----- Listing -----
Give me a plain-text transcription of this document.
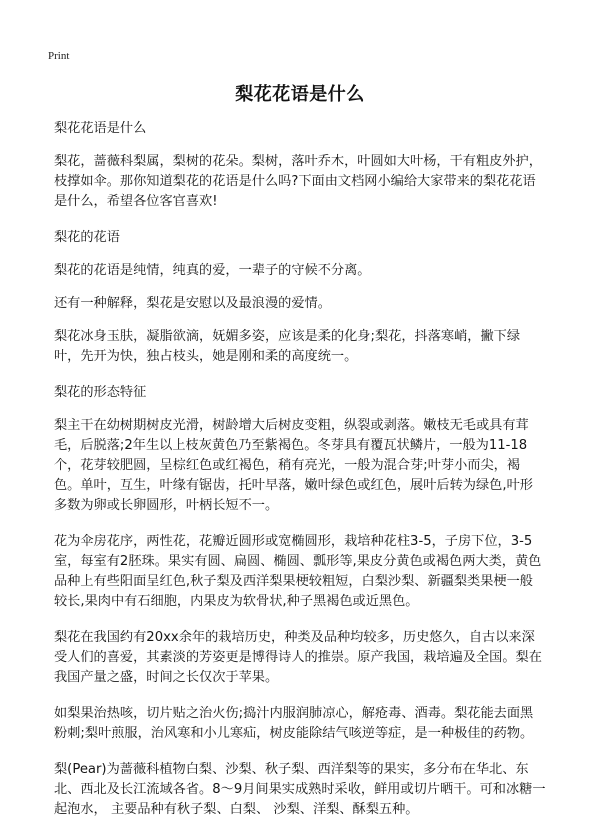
Print
梨花花语是什么

梨花花语是什么

梨花，蔷薇科梨属，梨树的花朵。梨树，落叶乔木，叶圆如大叶杨，干有粗皮外护，枝撑如伞。那你知道梨花的花语是什么吗?下面由文档网小编给大家带来的梨花花语是什么，希望各位客官喜欢!

梨花的花语

梨花的花语是纯情，纯真的爱，一辈子的守候不分离。

还有一种解释，梨花是安慰以及最浪漫的爱情。

梨花冰身玉肤，凝脂欲滴，妩媚多姿，应该是柔的化身;梨花，抖落寒峭，撇下绿叶，先开为快，独占枝头，她是刚和柔的高度统一。

梨花的形态特征

梨主干在幼树期树皮光滑，树龄增大后树皮变粗，纵裂或剥落。嫩枝无毛或具有茸毛，后脱落;2年生以上枝灰黄色乃至紫褐色。冬芽具有覆瓦状鳞片，一般为11-18个，花芽较肥圆，呈棕红色或红褐色，稍有亮光，一般为混合芽;叶芽小而尖，褐色。单叶，互生，叶缘有锯齿，托叶早落，嫩叶绿色或红色，展叶后转为绿色,叶形多数为卵或长卵圆形，叶柄长短不一。

花为伞房花序，两性花，花瓣近圆形或宽椭圆形，栽培种花柱3-5，子房下位，3-5室，每室有2胚珠。果实有圆、扁圆、椭圆、瓢形等,果皮分黄色或褐色两大类，黄色品种上有些阳面呈红色,秋子梨及西洋梨果梗较粗短，白梨沙梨、新疆梨类果梗一般较长,果肉中有石细胞，内果皮为软骨状,种子黑褐色或近黑色。

梨花在我国约有20xx余年的栽培历史，种类及品种均较多，历史悠久，自古以来深受人们的喜爱，其素淡的芳姿更是博得诗人的推崇。原产我国，栽培遍及全国。梨在我国产量之盛，时间之长仅次于苹果。

如梨果治热咳，切片贴之治火伤;捣汁内服润肺凉心，解疮毒、酒毒。梨花能去面黑粉刺;梨叶煎服，治风寒和小儿寒疝，树皮能除结气咳逆等症，是一种极佳的药物。

梨(Pear)为蔷薇科植物白梨、沙梨、秋子梨、西洋梨等的果实，多分布在华北、东北、西北及长江流域各省。8～9月间果实成熟时采收，鲜用或切片晒干。可和冰糖一起泡水， 主要品种有秋子梨、白梨、 沙梨、洋梨、酥梨五种。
-----
▶ _Directions for this task_
Set down the material above as is, without any pictures.

▶ _Result_
Give me a plain-text transcription of this document.
Print
梨花花语是什么

梨花花语是什么

梨花，蔷薇科梨属，梨树的花朵。梨树，落叶乔木，叶圆如大叶杨，干有粗皮外护，枝撑如伞。那你知道梨花的花语是什么吗?下面由文档网小编给大家带来的梨花花语是什么，希望各位客官喜欢!

梨花的花语

梨花的花语是纯情，纯真的爱，一辈子的守候不分离。

还有一种解释，梨花是安慰以及最浪漫的爱情。

梨花冰身玉肤，凝脂欲滴，妩媚多姿，应该是柔的化身;梨花，抖落寒峭，撇下绿叶，先开为快，独占枝头，她是刚和柔的高度统一。

梨花的形态特征

梨主干在幼树期树皮光滑，树龄增大后树皮变粗，纵裂或剥落。嫩枝无毛或具有茸毛，后脱落;2年生以上枝灰黄色乃至紫褐色。冬芽具有覆瓦状鳞片，一般为11-18个，花芽较肥圆，呈棕红色或红褐色，稍有亮光，一般为混合芽;叶芽小而尖，褐色。单叶，互生，叶缘有锯齿，托叶早落，嫩叶绿色或红色，展叶后转为绿色,叶形多数为卵或长卵圆形，叶柄长短不一。

花为伞房花序，两性花，花瓣近圆形或宽椭圆形，栽培种花柱3-5，子房下位，3-5室，每室有2胚珠。果实有圆、扁圆、椭圆、瓢形等,果皮分黄色或褐色两大类，黄色品种上有些阳面呈红色,秋子梨及西洋梨果梗较粗短，白梨沙梨、新疆梨类果梗一般较长,果肉中有石细胞，内果皮为软骨状,种子黑褐色或近黑色。

梨花在我国约有20xx余年的栽培历史，种类及品种均较多，历史悠久，自古以来深受人们的喜爱，其素淡的芳姿更是博得诗人的推崇。原产我国，栽培遍及全国。梨在我国产量之盛，时间之长仅次于苹果。

如梨果治热咳，切片贴之治火伤;捣汁内服润肺凉心，解疮毒、酒毒。梨花能去面黑粉刺;梨叶煎服，治风寒和小儿寒疝，树皮能除结气咳逆等症，是一种极佳的药物。

梨(Pear)为蔷薇科植物白梨、沙梨、秋子梨、西洋梨等的果实，多分布在华北、东北、西北及长江流域各省。8～9月间果实成熟时采收，鲜用或切片晒干。可和冰糖一起泡水， 主要品种有秋子梨、白梨、 沙梨、洋梨、酥梨五种。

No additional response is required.